— start Task material —

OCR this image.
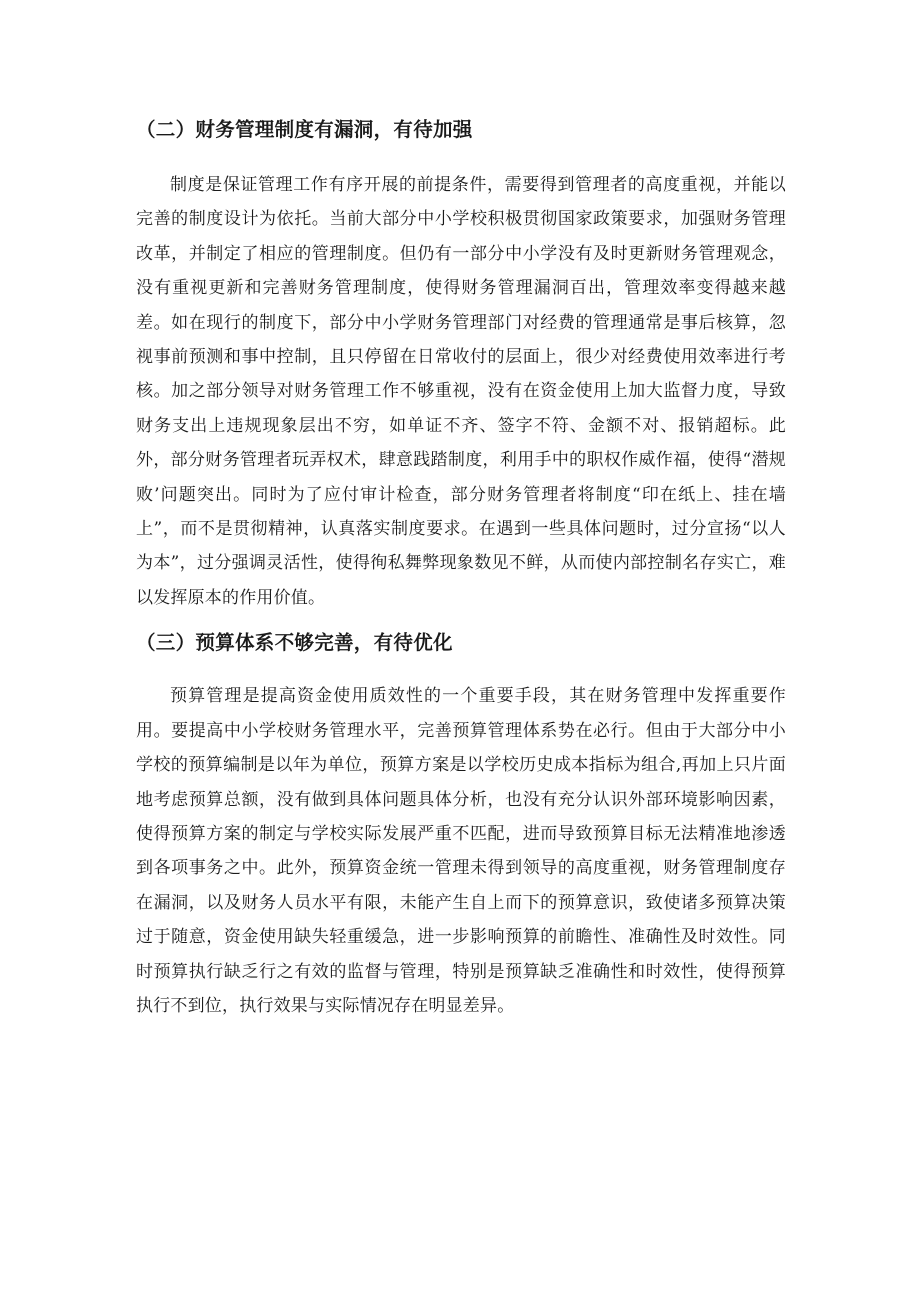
（二）财务管理制度有漏洞，有待加强

制度是保证管理工作有序开展的前提条件，需要得到管理者的高度重视，并能以完善的制度设计为依托。当前大部分中小学校积极贯彻国家政策要求，加强财务管理改革，并制定了相应的管理制度。但仍有一部分中小学没有及时更新财务管理观念，没有重视更新和完善财务管理制度，使得财务管理漏洞百出，管理效率变得越来越差。如在现行的制度下，部分中小学财务管理部门对经费的管理通常是事后核算，忽视事前预测和事中控制，且只停留在日常收付的层面上，很少对经费使用效率进行考核。加之部分领导对财务管理工作不够重视，没有在资金使用上加大监督力度，导致财务支出上违规现象层出不穷，如单证不齐、签字不符、金额不对、报销超标。此外，部分财务管理者玩弄权术，肆意践踏制度，利用手中的职权作威作福，使得“潜规败’问题突出。同时为了应付审计检查，部分财务管理者将制度“印在纸上、挂在墙上”，而不是贯彻精神，认真落实制度要求。在遇到一些具体问题时，过分宣扬“以人为本”，过分强调灵活性，使得徇私舞弊现象数见不鲜，从而使内部控制名存实亡，难以发挥原本的作用价值。

（三）预算体系不够完善，有待优化

预算管理是提高资金使用质效性的一个重要手段，其在财务管理中发挥重要作用。要提高中小学校财务管理水平，完善预算管理体系势在必行。但由于大部分中小学校的预算编制是以年为单位，预算方案是以学校历史成本指标为组合,再加上只片面地考虑预算总额，没有做到具体问题具体分析，也没有充分认识外部环境影响因素，使得预算方案的制定与学校实际发展严重不匹配，进而导致预算目标无法精准地渗透到各项事务之中。此外，预算资金统一管理未得到领导的高度重视，财务管理制度存在漏洞，以及财务人员水平有限，未能产生自上而下的预算意识，致使诸多预算决策过于随意，资金使用缺失轻重缓急，进一步影响预算的前瞻性、准确性及时效性。同时预算执行缺乏行之有效的监督与管理，特别是预算缺乏准确性和时效性，使得预算执行不到位，执行效果与实际情况存在明显差异。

— end Task material —

_What is required_
Every line should be retyped exactly, with the pictures omitted.

_Solution for this exercise_
OCR this image.
（二）财务管理制度有漏洞，有待加强

制度是保证管理工作有序开展的前提条件，需要得到管理者的高度重视，并能以完善的制度设计为依托。当前大部分中小学校积极贯彻国家政策要求，加强财务管理改革，并制定了相应的管理制度。但仍有一部分中小学没有及时更新财务管理观念，没有重视更新和完善财务管理制度，使得财务管理漏洞百出，管理效率变得越来越差。如在现行的制度下，部分中小学财务管理部门对经费的管理通常是事后核算，忽视事前预测和事中控制，且只停留在日常收付的层面上，很少对经费使用效率进行考核。加之部分领导对财务管理工作不够重视，没有在资金使用上加大监督力度，导致财务支出上违规现象层出不穷，如单证不齐、签字不符、金额不对、报销超标。此外，部分财务管理者玩弄权术，肆意践踏制度，利用手中的职权作威作福，使得“潜规败’问题突出。同时为了应付审计检查，部分财务管理者将制度“印在纸上、挂在墙上”，而不是贯彻精神，认真落实制度要求。在遇到一些具体问题时，过分宣扬“以人为本”，过分强调灵活性，使得徇私舞弊现象数见不鲜，从而使内部控制名存实亡，难以发挥原本的作用价值。

（三）预算体系不够完善，有待优化

预算管理是提高资金使用质效性的一个重要手段，其在财务管理中发挥重要作用。要提高中小学校财务管理水平，完善预算管理体系势在必行。但由于大部分中小学校的预算编制是以年为单位，预算方案是以学校历史成本指标为组合,再加上只片面地考虑预算总额，没有做到具体问题具体分析，也没有充分认识外部环境影响因素，使得预算方案的制定与学校实际发展严重不匹配，进而导致预算目标无法精准地渗透到各项事务之中。此外，预算资金统一管理未得到领导的高度重视，财务管理制度存在漏洞，以及财务人员水平有限，未能产生自上而下的预算意识，致使诸多预算决策过于随意，资金使用缺失轻重缓急，进一步影响预算的前瞻性、准确性及时效性。同时预算执行缺乏行之有效的监督与管理，特别是预算缺乏准确性和时效性，使得预算执行不到位，执行效果与实际情况存在明显差异。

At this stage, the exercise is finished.